STATED PROBLEM: Return each line of the data below verbatim; pictures are to be left out.

DATA SUPPLIED:
▼

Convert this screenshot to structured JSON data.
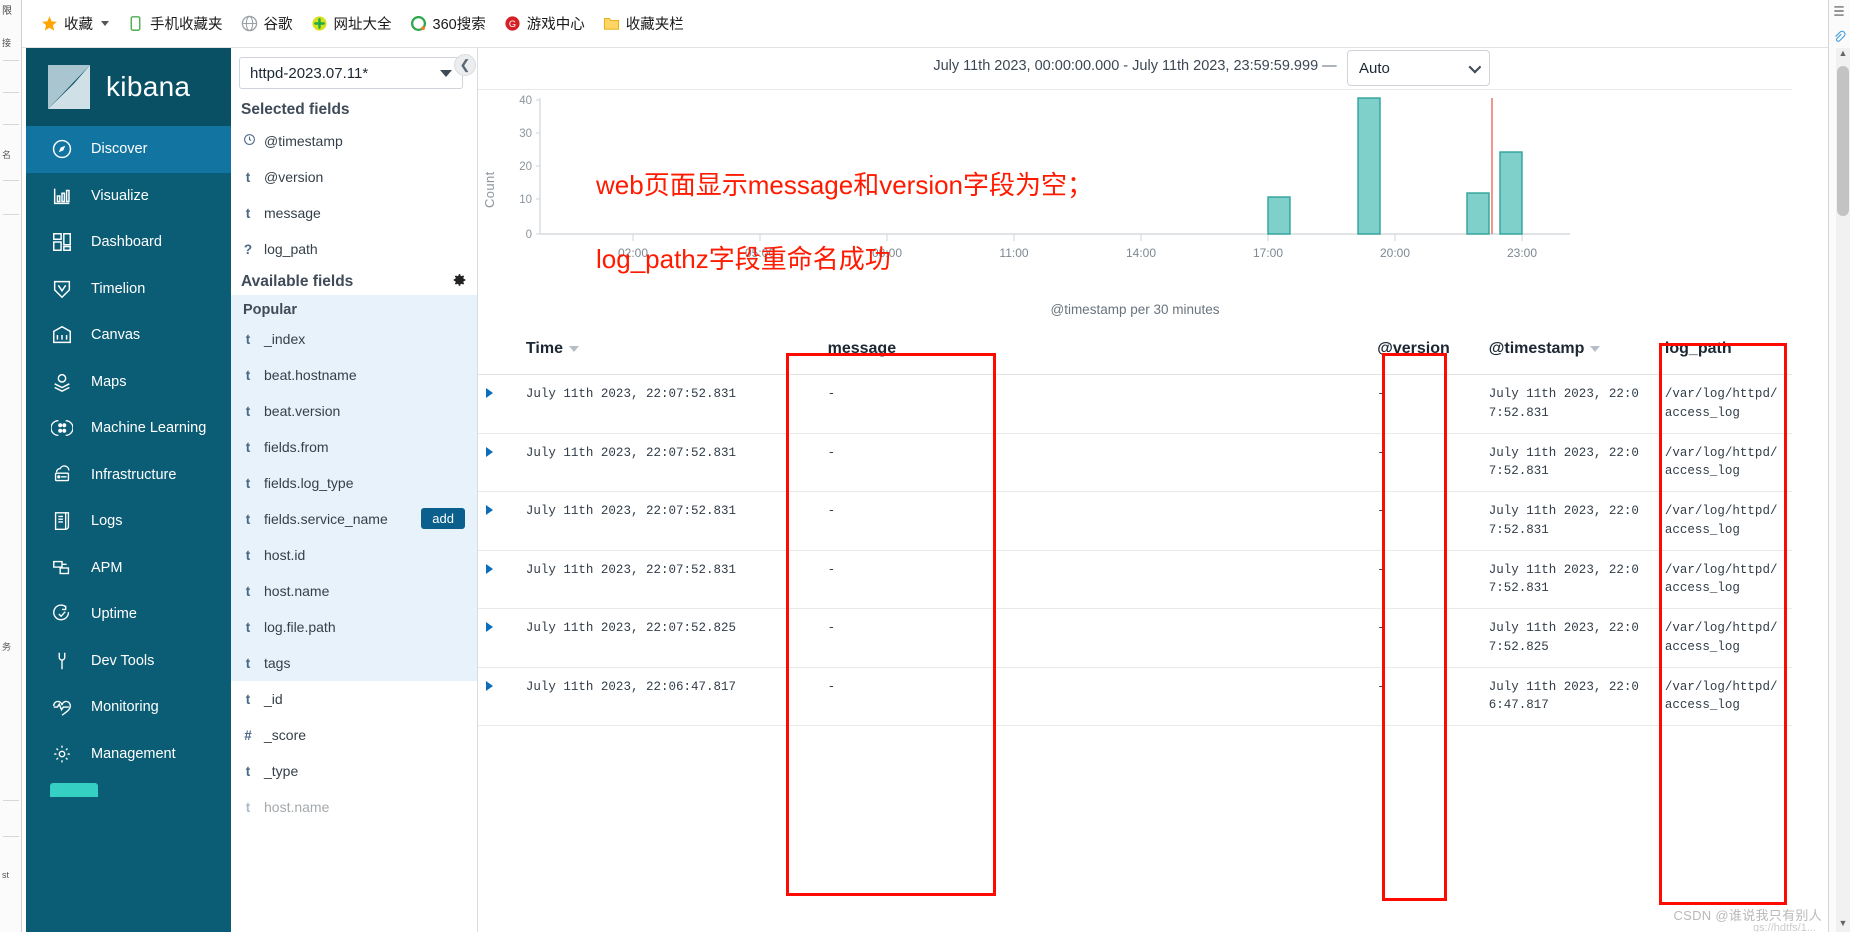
{
  "browser": {
    "bookmarks": [
      {
        "label": "收藏",
        "icon": "star-icon",
        "has_caret": true
      },
      {
        "label": "手机收藏夹",
        "icon": "phone-icon",
        "has_caret": false
      },
      {
        "label": "谷歌",
        "icon": "globe-icon",
        "has_caret": false
      },
      {
        "label": "网址大全",
        "icon": "plus-circle-icon",
        "has_caret": false
      },
      {
        "label": "360搜索",
        "icon": "o-circle-icon",
        "has_caret": false
      },
      {
        "label": "游戏中心",
        "icon": "g-circle-icon",
        "has_caret": false
      },
      {
        "label": "收藏夹栏",
        "icon": "folder-icon",
        "has_caret": false
      }
    ]
  },
  "sidebar": {
    "brand": "kibana",
    "items": [
      {
        "label": "Discover",
        "icon": "compass-icon",
        "active": true
      },
      {
        "label": "Visualize",
        "icon": "bar-chart-icon",
        "active": false
      },
      {
        "label": "Dashboard",
        "icon": "dashboard-grid-icon",
        "active": false
      },
      {
        "label": "Timelion",
        "icon": "timelion-icon",
        "active": false
      },
      {
        "label": "Canvas",
        "icon": "canvas-icon",
        "active": false
      },
      {
        "label": "Maps",
        "icon": "map-pin-icon",
        "active": false
      },
      {
        "label": "Machine Learning",
        "icon": "ml-nodes-icon",
        "active": false
      },
      {
        "label": "Infrastructure",
        "icon": "infrastructure-icon",
        "active": false
      },
      {
        "label": "Logs",
        "icon": "logs-icon",
        "active": false
      },
      {
        "label": "APM",
        "icon": "apm-icon",
        "active": false
      },
      {
        "label": "Uptime",
        "icon": "uptime-icon",
        "active": false
      },
      {
        "label": "Dev Tools",
        "icon": "wrench-icon",
        "active": false
      },
      {
        "label": "Monitoring",
        "icon": "heartbeat-icon",
        "active": false
      },
      {
        "label": "Management",
        "icon": "gear-icon",
        "active": false
      }
    ]
  },
  "field_panel": {
    "index_pattern": "httpd-2023.07.11*",
    "selected_fields_title": "Selected fields",
    "selected_fields": [
      {
        "type": "clock",
        "name": "@timestamp"
      },
      {
        "type": "t",
        "name": "@version"
      },
      {
        "type": "t",
        "name": "message"
      },
      {
        "type": "?",
        "name": "log_path"
      }
    ],
    "available_fields_title": "Available fields",
    "popular_label": "Popular",
    "popular_fields": [
      {
        "type": "t",
        "name": "_index"
      },
      {
        "type": "t",
        "name": "beat.hostname"
      },
      {
        "type": "t",
        "name": "beat.version"
      },
      {
        "type": "t",
        "name": "fields.from"
      },
      {
        "type": "t",
        "name": "fields.log_type"
      },
      {
        "type": "t",
        "name": "fields.service_name",
        "add_label": "add"
      },
      {
        "type": "t",
        "name": "host.id"
      },
      {
        "type": "t",
        "name": "host.name"
      },
      {
        "type": "t",
        "name": "log.file.path"
      },
      {
        "type": "t",
        "name": "tags"
      }
    ],
    "other_fields": [
      {
        "type": "t",
        "name": "_id"
      },
      {
        "type": "#",
        "name": "_score"
      },
      {
        "type": "t",
        "name": "_type"
      },
      {
        "type": "t",
        "name": "host.name"
      }
    ]
  },
  "toolbar": {
    "time_range": "July 11th 2023, 00:00:00.000 - July 11th 2023, 23:59:59.999",
    "time_range_dash": "—",
    "interval_value": "Auto",
    "collapse_icon": "chevron-left-icon"
  },
  "chart_data": {
    "type": "bar",
    "title": "",
    "xlabel": "@timestamp per 30 minutes",
    "ylabel": "Count",
    "ylim": [
      0,
      40
    ],
    "yticks": [
      0,
      10,
      20,
      30,
      40
    ],
    "xticks": [
      "02:00",
      "05:00",
      "08:00",
      "11:00",
      "14:00",
      "17:00",
      "20:00",
      "23:00"
    ],
    "grid": false,
    "bar_color": "#6eccc6",
    "bar_border": "#2f9e95",
    "categories": [
      "17:00",
      "19:00",
      "22:00",
      "22:40"
    ],
    "values": [
      11,
      39,
      12,
      22
    ],
    "marker_line": {
      "x": "22:30",
      "color": "#e8736c"
    }
  },
  "annotation": {
    "line1": "web页面显示message和version字段为空；",
    "line2": "log_pathz字段重命名成功",
    "color": "#ff1a00"
  },
  "table": {
    "columns": [
      {
        "key": "toggle",
        "label": ""
      },
      {
        "key": "time",
        "label": "Time",
        "sortable": true
      },
      {
        "key": "message",
        "label": "message"
      },
      {
        "key": "version",
        "label": "@version"
      },
      {
        "key": "timestamp",
        "label": "@timestamp",
        "sortable": true
      },
      {
        "key": "log_path",
        "label": "log_path"
      }
    ],
    "rows": [
      {
        "time": "July 11th 2023, 22:07:52.831",
        "message": "-",
        "version": "-",
        "timestamp": "July 11th 2023, 22:07:52.831",
        "log_path": "/var/log/httpd/access_log"
      },
      {
        "time": "July 11th 2023, 22:07:52.831",
        "message": "-",
        "version": "-",
        "timestamp": "July 11th 2023, 22:07:52.831",
        "log_path": "/var/log/httpd/access_log"
      },
      {
        "time": "July 11th 2023, 22:07:52.831",
        "message": "-",
        "version": "-",
        "timestamp": "July 11th 2023, 22:07:52.831",
        "log_path": "/var/log/httpd/access_log"
      },
      {
        "time": "July 11th 2023, 22:07:52.831",
        "message": "-",
        "version": "-",
        "timestamp": "July 11th 2023, 22:07:52.831",
        "log_path": "/var/log/httpd/access_log"
      },
      {
        "time": "July 11th 2023, 22:07:52.825",
        "message": "-",
        "version": "-",
        "timestamp": "July 11th 2023, 22:07:52.825",
        "log_path": "/var/log/httpd/access_log"
      },
      {
        "time": "July 11th 2023, 22:06:47.817",
        "message": "-",
        "version": "-",
        "timestamp": "July 11th 2023, 22:06:47.817",
        "log_path": "/var/log/httpd/access_log"
      }
    ]
  },
  "watermark": {
    "text": "CSDN @谁说我只有别人",
    "sub": "gs://hdtfs/1..."
  }
}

▲

EXERCISE OUTPUT:
Convert this screenshot to structured JSON data.
{
  "browser": {
    "bookmarks": [
      {
        "label": "收藏",
        "icon": "star-icon",
        "has_caret": true
      },
      {
        "label": "手机收藏夹",
        "icon": "phone-icon",
        "has_caret": false
      },
      {
        "label": "谷歌",
        "icon": "globe-icon",
        "has_caret": false
      },
      {
        "label": "网址大全",
        "icon": "plus-circle-icon",
        "has_caret": false
      },
      {
        "label": "360搜索",
        "icon": "o-circle-icon",
        "has_caret": false
      },
      {
        "label": "游戏中心",
        "icon": "g-circle-icon",
        "has_caret": false
      },
      {
        "label": "收藏夹栏",
        "icon": "folder-icon",
        "has_caret": false
      }
    ]
  },
  "sidebar": {
    "brand": "kibana",
    "items": [
      {
        "label": "Discover",
        "icon": "compass-icon",
        "active": true
      },
      {
        "label": "Visualize",
        "icon": "bar-chart-icon",
        "active": false
      },
      {
        "label": "Dashboard",
        "icon": "dashboard-grid-icon",
        "active": false
      },
      {
        "label": "Timelion",
        "icon": "timelion-icon",
        "active": false
      },
      {
        "label": "Canvas",
        "icon": "canvas-icon",
        "active": false
      },
      {
        "label": "Maps",
        "icon": "map-pin-icon",
        "active": false
      },
      {
        "label": "Machine Learning",
        "icon": "ml-nodes-icon",
        "active": false
      },
      {
        "label": "Infrastructure",
        "icon": "infrastructure-icon",
        "active": false
      },
      {
        "label": "Logs",
        "icon": "logs-icon",
        "active": false
      },
      {
        "label": "APM",
        "icon": "apm-icon",
        "active": false
      },
      {
        "label": "Uptime",
        "icon": "uptime-icon",
        "active": false
      },
      {
        "label": "Dev Tools",
        "icon": "wrench-icon",
        "active": false
      },
      {
        "label": "Monitoring",
        "icon": "heartbeat-icon",
        "active": false
      },
      {
        "label": "Management",
        "icon": "gear-icon",
        "active": false
      }
    ]
  },
  "field_panel": {
    "index_pattern": "httpd-2023.07.11*",
    "selected_fields_title": "Selected fields",
    "selected_fields": [
      {
        "type": "clock",
        "name": "@timestamp"
      },
      {
        "type": "t",
        "name": "@version"
      },
      {
        "type": "t",
        "name": "message"
      },
      {
        "type": "?",
        "name": "log_path"
      }
    ],
    "available_fields_title": "Available fields",
    "popular_label": "Popular",
    "popular_fields": [
      {
        "type": "t",
        "name": "_index"
      },
      {
        "type": "t",
        "name": "beat.hostname"
      },
      {
        "type": "t",
        "name": "beat.version"
      },
      {
        "type": "t",
        "name": "fields.from"
      },
      {
        "type": "t",
        "name": "fields.log_type"
      },
      {
        "type": "t",
        "name": "fields.service_name",
        "add_label": "add"
      },
      {
        "type": "t",
        "name": "host.id"
      },
      {
        "type": "t",
        "name": "host.name"
      },
      {
        "type": "t",
        "name": "log.file.path"
      },
      {
        "type": "t",
        "name": "tags"
      }
    ],
    "other_fields": [
      {
        "type": "t",
        "name": "_id"
      },
      {
        "type": "#",
        "name": "_score"
      },
      {
        "type": "t",
        "name": "_type"
      },
      {
        "type": "t",
        "name": "host.name"
      }
    ]
  },
  "toolbar": {
    "time_range": "July 11th 2023, 00:00:00.000 - July 11th 2023, 23:59:59.999",
    "time_range_dash": "—",
    "interval_value": "Auto",
    "collapse_icon": "chevron-left-icon"
  },
  "chart_data": {
    "type": "bar",
    "title": "",
    "xlabel": "@timestamp per 30 minutes",
    "ylabel": "Count",
    "ylim": [
      0,
      40
    ],
    "yticks": [
      0,
      10,
      20,
      30,
      40
    ],
    "xticks": [
      "02:00",
      "05:00",
      "08:00",
      "11:00",
      "14:00",
      "17:00",
      "20:00",
      "23:00"
    ],
    "grid": false,
    "bar_color": "#6eccc6",
    "bar_border": "#2f9e95",
    "categories": [
      "17:00",
      "19:00",
      "22:00",
      "22:40"
    ],
    "values": [
      11,
      39,
      12,
      22
    ],
    "marker_line": {
      "x": "22:30",
      "color": "#e8736c"
    }
  },
  "annotation": {
    "line1": "web页面显示message和version字段为空；",
    "line2": "log_pathz字段重命名成功",
    "color": "#ff1a00"
  },
  "table": {
    "columns": [
      {
        "key": "toggle",
        "label": ""
      },
      {
        "key": "time",
        "label": "Time",
        "sortable": true
      },
      {
        "key": "message",
        "label": "message"
      },
      {
        "key": "version",
        "label": "@version"
      },
      {
        "key": "timestamp",
        "label": "@timestamp",
        "sortable": true
      },
      {
        "key": "log_path",
        "label": "log_path"
      }
    ],
    "rows": [
      {
        "time": "July 11th 2023, 22:07:52.831",
        "message": "-",
        "version": "-",
        "timestamp": "July 11th 2023, 22:07:52.831",
        "log_path": "/var/log/httpd/access_log"
      },
      {
        "time": "July 11th 2023, 22:07:52.831",
        "message": "-",
        "version": "-",
        "timestamp": "July 11th 2023, 22:07:52.831",
        "log_path": "/var/log/httpd/access_log"
      },
      {
        "time": "July 11th 2023, 22:07:52.831",
        "message": "-",
        "version": "-",
        "timestamp": "July 11th 2023, 22:07:52.831",
        "log_path": "/var/log/httpd/access_log"
      },
      {
        "time": "July 11th 2023, 22:07:52.831",
        "message": "-",
        "version": "-",
        "timestamp": "July 11th 2023, 22:07:52.831",
        "log_path": "/var/log/httpd/access_log"
      },
      {
        "time": "July 11th 2023, 22:07:52.825",
        "message": "-",
        "version": "-",
        "timestamp": "July 11th 2023, 22:07:52.825",
        "log_path": "/var/log/httpd/access_log"
      },
      {
        "time": "July 11th 2023, 22:06:47.817",
        "message": "-",
        "version": "-",
        "timestamp": "July 11th 2023, 22:06:47.817",
        "log_path": "/var/log/httpd/access_log"
      }
    ]
  },
  "watermark": {
    "text": "CSDN @谁说我只有别人",
    "sub": "gs://hdtfs/1..."
  }
}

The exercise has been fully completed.